> Exercise objective:
Each record must be reproduced exactly as it is shown.

● ● ● ● ●

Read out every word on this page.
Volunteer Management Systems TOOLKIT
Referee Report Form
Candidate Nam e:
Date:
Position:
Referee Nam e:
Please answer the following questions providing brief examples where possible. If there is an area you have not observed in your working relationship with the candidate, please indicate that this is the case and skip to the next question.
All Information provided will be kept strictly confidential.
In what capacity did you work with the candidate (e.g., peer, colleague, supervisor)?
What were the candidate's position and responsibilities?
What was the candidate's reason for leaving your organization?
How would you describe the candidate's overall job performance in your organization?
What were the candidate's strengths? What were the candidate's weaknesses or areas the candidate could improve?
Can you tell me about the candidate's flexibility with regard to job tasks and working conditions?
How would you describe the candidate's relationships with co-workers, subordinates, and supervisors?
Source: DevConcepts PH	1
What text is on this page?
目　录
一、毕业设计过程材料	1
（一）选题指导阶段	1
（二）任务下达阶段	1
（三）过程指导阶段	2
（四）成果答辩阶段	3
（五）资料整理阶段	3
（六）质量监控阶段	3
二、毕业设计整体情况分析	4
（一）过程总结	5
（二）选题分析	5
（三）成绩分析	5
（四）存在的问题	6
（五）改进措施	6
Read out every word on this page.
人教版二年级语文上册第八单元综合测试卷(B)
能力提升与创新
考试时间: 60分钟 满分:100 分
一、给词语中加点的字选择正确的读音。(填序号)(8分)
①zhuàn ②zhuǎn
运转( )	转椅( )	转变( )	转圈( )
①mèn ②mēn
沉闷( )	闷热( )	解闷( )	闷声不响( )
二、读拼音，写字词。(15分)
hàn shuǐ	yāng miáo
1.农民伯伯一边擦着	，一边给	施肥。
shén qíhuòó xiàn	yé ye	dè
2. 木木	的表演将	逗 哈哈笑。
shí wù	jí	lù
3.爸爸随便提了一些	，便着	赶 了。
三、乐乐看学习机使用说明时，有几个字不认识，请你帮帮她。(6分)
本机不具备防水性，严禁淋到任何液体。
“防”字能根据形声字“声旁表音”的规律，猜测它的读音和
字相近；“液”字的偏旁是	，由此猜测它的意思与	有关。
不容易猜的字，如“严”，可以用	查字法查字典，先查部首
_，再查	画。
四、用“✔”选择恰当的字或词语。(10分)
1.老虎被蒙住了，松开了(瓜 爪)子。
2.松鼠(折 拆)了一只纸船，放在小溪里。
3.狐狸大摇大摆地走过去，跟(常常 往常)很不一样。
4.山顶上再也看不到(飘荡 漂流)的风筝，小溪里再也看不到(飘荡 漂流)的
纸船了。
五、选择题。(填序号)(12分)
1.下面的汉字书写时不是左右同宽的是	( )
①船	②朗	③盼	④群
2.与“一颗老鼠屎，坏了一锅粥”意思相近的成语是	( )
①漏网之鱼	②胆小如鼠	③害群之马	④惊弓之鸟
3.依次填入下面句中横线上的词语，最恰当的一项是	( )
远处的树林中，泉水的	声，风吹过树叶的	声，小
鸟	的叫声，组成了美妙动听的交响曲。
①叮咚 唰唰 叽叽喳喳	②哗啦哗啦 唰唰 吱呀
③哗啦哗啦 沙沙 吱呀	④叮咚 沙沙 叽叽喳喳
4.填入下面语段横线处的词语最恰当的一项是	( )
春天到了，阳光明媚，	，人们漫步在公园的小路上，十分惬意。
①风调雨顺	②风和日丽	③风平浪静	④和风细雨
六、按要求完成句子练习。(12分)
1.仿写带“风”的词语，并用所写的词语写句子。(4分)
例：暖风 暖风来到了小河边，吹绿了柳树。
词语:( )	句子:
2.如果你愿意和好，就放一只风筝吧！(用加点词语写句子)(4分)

● ● ● ● ●

> Right answer:
Read out every word on this page.
Volunteer Management Systems TOOLKIT
Referee Report Form
Candidate Nam e:
Date:
Position:
Referee Nam e:
Please answer the following questions providing brief examples where possible. If there is an area you have not observed in your working relationship with the candidate, please indicate that this is the case and skip to the next question.
All Information provided will be kept strictly confidential.
In what capacity did you work with the candidate (e.g., peer, colleague, supervisor)?
What were the candidate's position and responsibilities?
What was the candidate's reason for leaving your organization?
How would you describe the candidate's overall job performance in your organization?
What were the candidate's strengths? What were the candidate's weaknesses or areas the candidate could improve?
Can you tell me about the candidate's flexibility with regard to job tasks and working conditions?
How would you describe the candidate's relationships with co-workers, subordinates, and supervisors?
Source: DevConcepts PH	1
What text is on this page?
目　录
一、毕业设计过程材料	1
（一）选题指导阶段	1
（二）任务下达阶段	1
（三）过程指导阶段	2
（四）成果答辩阶段	3
（五）资料整理阶段	3
（六）质量监控阶段	3
二、毕业设计整体情况分析	4
（一）过程总结	5
（二）选题分析	5
（三）成绩分析	5
（四）存在的问题	6
（五）改进措施	6
Read out every word on this page.
人教版二年级语文上册第八单元综合测试卷(B)
能力提升与创新
考试时间: 60分钟 满分:100 分
一、给词语中加点的字选择正确的读音。(填序号)(8分)
①zhuàn ②zhuǎn
运转( )	转椅( )	转变( )	转圈( )
①mèn ②mēn
沉闷( )	闷热( )	解闷( )	闷声不响( )
二、读拼音，写字词。(15分)
hàn shuǐ	yāng miáo
1.农民伯伯一边擦着	，一边给	施肥。
shén qíhuòó xiàn	yé ye	dè
2. 木木	的表演将	逗 哈哈笑。
shí wù	jí	lù
3.爸爸随便提了一些	，便着	赶 了。
三、乐乐看学习机使用说明时，有几个字不认识，请你帮帮她。(6分)
本机不具备防水性，严禁淋到任何液体。
“防”字能根据形声字“声旁表音”的规律，猜测它的读音和
字相近；“液”字的偏旁是	，由此猜测它的意思与	有关。
不容易猜的字，如“严”，可以用	查字法查字典，先查部首
_，再查	画。
四、用“✔”选择恰当的字或词语。(10分)
1.老虎被蒙住了，松开了(瓜 爪)子。
2.松鼠(折 拆)了一只纸船，放在小溪里。
3.狐狸大摇大摆地走过去，跟(常常 往常)很不一样。
4.山顶上再也看不到(飘荡 漂流)的风筝，小溪里再也看不到(飘荡 漂流)的
纸船了。
五、选择题。(填序号)(12分)
1.下面的汉字书写时不是左右同宽的是	( )
①船	②朗	③盼	④群
2.与“一颗老鼠屎，坏了一锅粥”意思相近的成语是	( )
①漏网之鱼	②胆小如鼠	③害群之马	④惊弓之鸟
3.依次填入下面句中横线上的词语，最恰当的一项是	( )
远处的树林中，泉水的	声，风吹过树叶的	声，小
鸟	的叫声，组成了美妙动听的交响曲。
①叮咚 唰唰 叽叽喳喳	②哗啦哗啦 唰唰 吱呀
③哗啦哗啦 沙沙 吱呀	④叮咚 沙沙 叽叽喳喳
4.填入下面语段横线处的词语最恰当的一项是	( )
春天到了，阳光明媚，	，人们漫步在公园的小路上，十分惬意。
①风调雨顺	②风和日丽	③风平浪静	④和风细雨
六、按要求完成句子练习。(12分)
1.仿写带“风”的词语，并用所写的词语写句子。(4分)
例：暖风 暖风来到了小河边，吹绿了柳树。
词语:( )	句子:
2.如果你愿意和好，就放一只风筝吧！(用加点词语写句子)(4分)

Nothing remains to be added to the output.